» Prompt: Without including any pictures, write out the listing below exactly.
------------------------------------
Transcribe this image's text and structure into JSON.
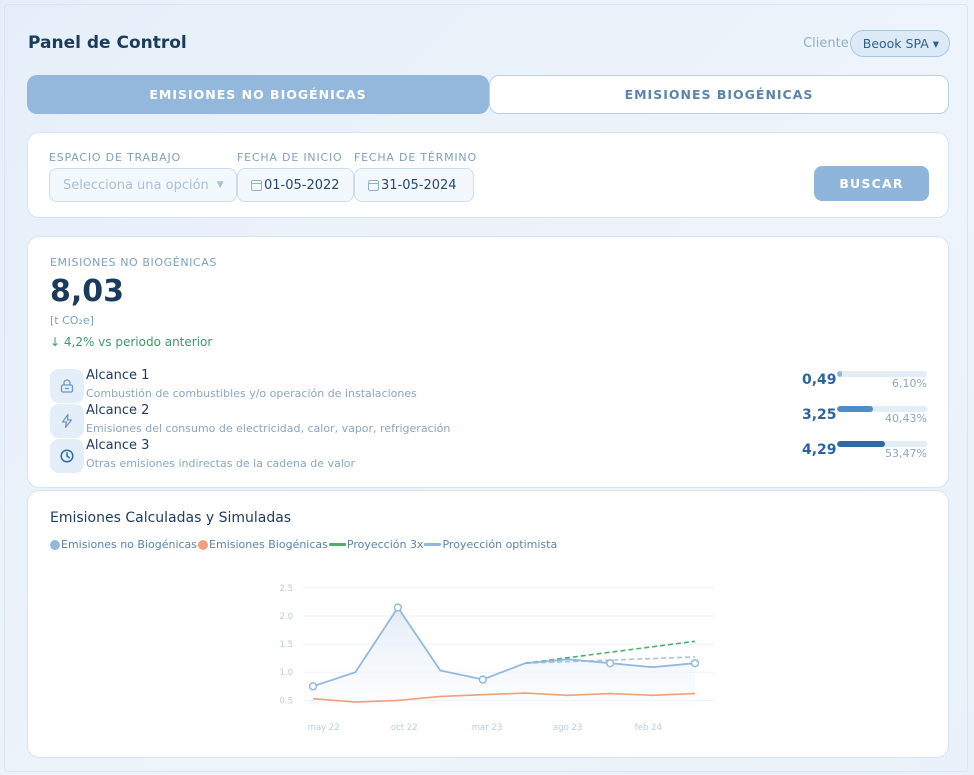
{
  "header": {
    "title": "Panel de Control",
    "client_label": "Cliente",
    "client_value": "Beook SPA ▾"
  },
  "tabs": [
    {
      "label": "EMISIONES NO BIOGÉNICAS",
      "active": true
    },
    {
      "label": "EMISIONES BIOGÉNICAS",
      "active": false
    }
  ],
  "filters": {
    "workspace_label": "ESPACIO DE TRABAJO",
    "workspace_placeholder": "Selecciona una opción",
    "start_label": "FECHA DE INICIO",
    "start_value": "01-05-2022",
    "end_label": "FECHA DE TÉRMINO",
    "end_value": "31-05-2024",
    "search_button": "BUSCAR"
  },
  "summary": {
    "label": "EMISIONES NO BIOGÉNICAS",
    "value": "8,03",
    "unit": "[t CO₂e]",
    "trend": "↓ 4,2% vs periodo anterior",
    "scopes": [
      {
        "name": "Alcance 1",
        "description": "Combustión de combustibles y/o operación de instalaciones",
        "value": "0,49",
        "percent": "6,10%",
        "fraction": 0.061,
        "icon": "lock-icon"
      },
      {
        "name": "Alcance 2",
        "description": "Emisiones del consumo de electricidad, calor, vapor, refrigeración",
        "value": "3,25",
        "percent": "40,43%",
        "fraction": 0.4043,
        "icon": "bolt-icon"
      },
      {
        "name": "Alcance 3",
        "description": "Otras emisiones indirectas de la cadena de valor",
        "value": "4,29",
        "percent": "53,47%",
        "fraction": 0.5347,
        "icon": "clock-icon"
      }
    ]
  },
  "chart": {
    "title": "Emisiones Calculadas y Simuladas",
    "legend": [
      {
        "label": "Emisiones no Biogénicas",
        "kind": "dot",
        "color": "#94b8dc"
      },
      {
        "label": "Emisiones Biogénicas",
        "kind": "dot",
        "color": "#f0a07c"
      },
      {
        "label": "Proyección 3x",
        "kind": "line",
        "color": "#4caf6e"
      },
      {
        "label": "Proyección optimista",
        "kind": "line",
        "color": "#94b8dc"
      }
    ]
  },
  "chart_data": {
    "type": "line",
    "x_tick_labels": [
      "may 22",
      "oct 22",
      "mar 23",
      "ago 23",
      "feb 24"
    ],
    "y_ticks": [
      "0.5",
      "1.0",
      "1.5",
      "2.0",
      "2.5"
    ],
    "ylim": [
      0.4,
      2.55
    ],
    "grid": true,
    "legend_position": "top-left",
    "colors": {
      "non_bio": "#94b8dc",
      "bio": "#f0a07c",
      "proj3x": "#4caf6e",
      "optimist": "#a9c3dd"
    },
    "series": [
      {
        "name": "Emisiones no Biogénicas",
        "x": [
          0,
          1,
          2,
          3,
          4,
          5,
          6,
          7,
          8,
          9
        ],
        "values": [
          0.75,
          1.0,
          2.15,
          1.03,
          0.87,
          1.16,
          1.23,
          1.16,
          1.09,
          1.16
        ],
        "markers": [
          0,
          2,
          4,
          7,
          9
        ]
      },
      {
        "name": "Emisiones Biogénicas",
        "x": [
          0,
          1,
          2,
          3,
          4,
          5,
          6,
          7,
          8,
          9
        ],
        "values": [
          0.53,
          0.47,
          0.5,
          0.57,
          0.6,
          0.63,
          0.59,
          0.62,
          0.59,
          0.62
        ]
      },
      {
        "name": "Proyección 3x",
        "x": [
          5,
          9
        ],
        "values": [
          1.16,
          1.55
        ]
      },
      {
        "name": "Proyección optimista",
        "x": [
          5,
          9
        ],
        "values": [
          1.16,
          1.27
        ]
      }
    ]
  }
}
------------------------------------
» Result of this task:
Transcribe this image's text and structure into JSON.
{
  "header": {
    "title": "Panel de Control",
    "client_label": "Cliente",
    "client_value": "Beook SPA ▾"
  },
  "tabs": [
    {
      "label": "EMISIONES NO BIOGÉNICAS",
      "active": true
    },
    {
      "label": "EMISIONES BIOGÉNICAS",
      "active": false
    }
  ],
  "filters": {
    "workspace_label": "ESPACIO DE TRABAJO",
    "workspace_placeholder": "Selecciona una opción",
    "start_label": "FECHA DE INICIO",
    "start_value": "01-05-2022",
    "end_label": "FECHA DE TÉRMINO",
    "end_value": "31-05-2024",
    "search_button": "BUSCAR"
  },
  "summary": {
    "label": "EMISIONES NO BIOGÉNICAS",
    "value": "8,03",
    "unit": "[t CO₂e]",
    "trend": "↓ 4,2% vs periodo anterior",
    "scopes": [
      {
        "name": "Alcance 1",
        "description": "Combustión de combustibles y/o operación de instalaciones",
        "value": "0,49",
        "percent": "6,10%",
        "fraction": 0.061,
        "icon": "lock-icon"
      },
      {
        "name": "Alcance 2",
        "description": "Emisiones del consumo de electricidad, calor, vapor, refrigeración",
        "value": "3,25",
        "percent": "40,43%",
        "fraction": 0.4043,
        "icon": "bolt-icon"
      },
      {
        "name": "Alcance 3",
        "description": "Otras emisiones indirectas de la cadena de valor",
        "value": "4,29",
        "percent": "53,47%",
        "fraction": 0.5347,
        "icon": "clock-icon"
      }
    ]
  },
  "chart": {
    "title": "Emisiones Calculadas y Simuladas",
    "legend": [
      {
        "label": "Emisiones no Biogénicas",
        "kind": "dot",
        "color": "#94b8dc"
      },
      {
        "label": "Emisiones Biogénicas",
        "kind": "dot",
        "color": "#f0a07c"
      },
      {
        "label": "Proyección 3x",
        "kind": "line",
        "color": "#4caf6e"
      },
      {
        "label": "Proyección optimista",
        "kind": "line",
        "color": "#94b8dc"
      }
    ]
  },
  "chart_data": {
    "type": "line",
    "x_tick_labels": [
      "may 22",
      "oct 22",
      "mar 23",
      "ago 23",
      "feb 24"
    ],
    "y_ticks": [
      "0.5",
      "1.0",
      "1.5",
      "2.0",
      "2.5"
    ],
    "ylim": [
      0.4,
      2.55
    ],
    "grid": true,
    "legend_position": "top-left",
    "colors": {
      "non_bio": "#94b8dc",
      "bio": "#f0a07c",
      "proj3x": "#4caf6e",
      "optimist": "#a9c3dd"
    },
    "series": [
      {
        "name": "Emisiones no Biogénicas",
        "x": [
          0,
          1,
          2,
          3,
          4,
          5,
          6,
          7,
          8,
          9
        ],
        "values": [
          0.75,
          1.0,
          2.15,
          1.03,
          0.87,
          1.16,
          1.23,
          1.16,
          1.09,
          1.16
        ],
        "markers": [
          0,
          2,
          4,
          7,
          9
        ]
      },
      {
        "name": "Emisiones Biogénicas",
        "x": [
          0,
          1,
          2,
          3,
          4,
          5,
          6,
          7,
          8,
          9
        ],
        "values": [
          0.53,
          0.47,
          0.5,
          0.57,
          0.6,
          0.63,
          0.59,
          0.62,
          0.59,
          0.62
        ]
      },
      {
        "name": "Proyección 3x",
        "x": [
          5,
          9
        ],
        "values": [
          1.16,
          1.55
        ]
      },
      {
        "name": "Proyección optimista",
        "x": [
          5,
          9
        ],
        "values": [
          1.16,
          1.27
        ]
      }
    ]
  }
}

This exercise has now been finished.